Task directions ->
Below is a block of records; repeat each one exactly.

++++ Supplied material

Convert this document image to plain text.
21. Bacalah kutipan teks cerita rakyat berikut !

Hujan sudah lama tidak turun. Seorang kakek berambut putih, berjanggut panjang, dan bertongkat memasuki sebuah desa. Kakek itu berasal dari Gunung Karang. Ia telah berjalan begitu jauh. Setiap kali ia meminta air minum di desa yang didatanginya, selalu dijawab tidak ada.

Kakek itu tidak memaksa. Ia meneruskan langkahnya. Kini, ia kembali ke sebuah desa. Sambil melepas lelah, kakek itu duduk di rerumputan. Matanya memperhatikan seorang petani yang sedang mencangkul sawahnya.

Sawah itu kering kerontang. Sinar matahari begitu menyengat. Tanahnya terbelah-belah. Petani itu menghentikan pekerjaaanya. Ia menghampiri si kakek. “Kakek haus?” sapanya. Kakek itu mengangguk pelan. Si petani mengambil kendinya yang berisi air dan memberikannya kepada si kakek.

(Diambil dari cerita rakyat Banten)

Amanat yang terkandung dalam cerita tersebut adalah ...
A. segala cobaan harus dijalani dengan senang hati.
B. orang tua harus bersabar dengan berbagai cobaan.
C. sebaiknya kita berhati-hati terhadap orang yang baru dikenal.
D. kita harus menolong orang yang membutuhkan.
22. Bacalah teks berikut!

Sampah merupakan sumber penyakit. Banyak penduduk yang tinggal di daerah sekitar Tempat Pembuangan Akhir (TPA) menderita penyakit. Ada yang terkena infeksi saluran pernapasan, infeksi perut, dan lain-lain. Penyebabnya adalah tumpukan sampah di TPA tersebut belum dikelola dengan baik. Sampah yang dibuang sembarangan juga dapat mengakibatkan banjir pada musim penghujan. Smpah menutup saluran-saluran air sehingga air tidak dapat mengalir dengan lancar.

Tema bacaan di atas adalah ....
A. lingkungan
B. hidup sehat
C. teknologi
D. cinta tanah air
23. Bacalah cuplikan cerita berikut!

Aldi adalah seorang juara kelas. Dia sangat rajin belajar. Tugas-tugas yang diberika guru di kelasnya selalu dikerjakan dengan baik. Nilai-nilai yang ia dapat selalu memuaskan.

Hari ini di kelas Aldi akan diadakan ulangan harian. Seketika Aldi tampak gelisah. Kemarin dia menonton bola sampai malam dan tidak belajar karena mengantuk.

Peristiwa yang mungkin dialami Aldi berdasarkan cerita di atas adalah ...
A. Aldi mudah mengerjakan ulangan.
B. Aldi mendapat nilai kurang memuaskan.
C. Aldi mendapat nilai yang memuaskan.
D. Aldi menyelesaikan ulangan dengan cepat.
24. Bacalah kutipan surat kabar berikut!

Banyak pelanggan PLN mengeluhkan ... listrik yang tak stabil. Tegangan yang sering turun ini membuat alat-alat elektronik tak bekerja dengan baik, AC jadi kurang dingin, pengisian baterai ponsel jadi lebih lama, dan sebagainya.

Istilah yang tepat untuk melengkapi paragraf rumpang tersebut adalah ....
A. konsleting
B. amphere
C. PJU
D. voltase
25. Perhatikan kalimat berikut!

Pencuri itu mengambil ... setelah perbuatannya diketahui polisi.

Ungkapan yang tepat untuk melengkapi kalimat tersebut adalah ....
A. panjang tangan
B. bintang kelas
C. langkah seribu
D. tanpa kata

++++++++

The response ->
Convert this document image to plain text.
21. Bacalah kutipan teks cerita rakyat berikut !

Hujan sudah lama tidak turun. Seorang kakek berambut putih, berjanggut panjang, dan bertongkat memasuki sebuah desa. Kakek itu berasal dari Gunung Karang. Ia telah berjalan begitu jauh. Setiap kali ia meminta air minum di desa yang didatanginya, selalu dijawab tidak ada.

Kakek itu tidak memaksa. Ia meneruskan langkahnya. Kini, ia kembali ke sebuah desa. Sambil melepas lelah, kakek itu duduk di rerumputan. Matanya memperhatikan seorang petani yang sedang mencangkul sawahnya.

Sawah itu kering kerontang. Sinar matahari begitu menyengat. Tanahnya terbelah-belah. Petani itu menghentikan pekerjaaanya. Ia menghampiri si kakek. “Kakek haus?” sapanya. Kakek itu mengangguk pelan. Si petani mengambil kendinya yang berisi air dan memberikannya kepada si kakek.

(Diambil dari cerita rakyat Banten)

Amanat yang terkandung dalam cerita tersebut adalah ...
A. segala cobaan harus dijalani dengan senang hati.
B. orang tua harus bersabar dengan berbagai cobaan.
C. sebaiknya kita berhati-hati terhadap orang yang baru dikenal.
D. kita harus menolong orang yang membutuhkan.
22. Bacalah teks berikut!

Sampah merupakan sumber penyakit. Banyak penduduk yang tinggal di daerah sekitar Tempat Pembuangan Akhir (TPA) menderita penyakit. Ada yang terkena infeksi saluran pernapasan, infeksi perut, dan lain-lain. Penyebabnya adalah tumpukan sampah di TPA tersebut belum dikelola dengan baik. Sampah yang dibuang sembarangan juga dapat mengakibatkan banjir pada musim penghujan. Smpah menutup saluran-saluran air sehingga air tidak dapat mengalir dengan lancar.

Tema bacaan di atas adalah ....
A. lingkungan
B. hidup sehat
C. teknologi
D. cinta tanah air
23. Bacalah cuplikan cerita berikut!

Aldi adalah seorang juara kelas. Dia sangat rajin belajar. Tugas-tugas yang diberika guru di kelasnya selalu dikerjakan dengan baik. Nilai-nilai yang ia dapat selalu memuaskan.

Hari ini di kelas Aldi akan diadakan ulangan harian. Seketika Aldi tampak gelisah. Kemarin dia menonton bola sampai malam dan tidak belajar karena mengantuk.

Peristiwa yang mungkin dialami Aldi berdasarkan cerita di atas adalah ...
A. Aldi mudah mengerjakan ulangan.
B. Aldi mendapat nilai kurang memuaskan.
C. Aldi mendapat nilai yang memuaskan.
D. Aldi menyelesaikan ulangan dengan cepat.
24. Bacalah kutipan surat kabar berikut!

Banyak pelanggan PLN mengeluhkan ... listrik yang tak stabil. Tegangan yang sering turun ini membuat alat-alat elektronik tak bekerja dengan baik, AC jadi kurang dingin, pengisian baterai ponsel jadi lebih lama, dan sebagainya.

Istilah yang tepat untuk melengkapi paragraf rumpang tersebut adalah ....
A. konsleting
B. amphere
C. PJU
D. voltase
25. Perhatikan kalimat berikut!

Pencuri itu mengambil ... setelah perbuatannya diketahui polisi.

Ungkapan yang tepat untuk melengkapi kalimat tersebut adalah ....
A. panjang tangan
B. bintang kelas
C. langkah seribu
D. tanpa kata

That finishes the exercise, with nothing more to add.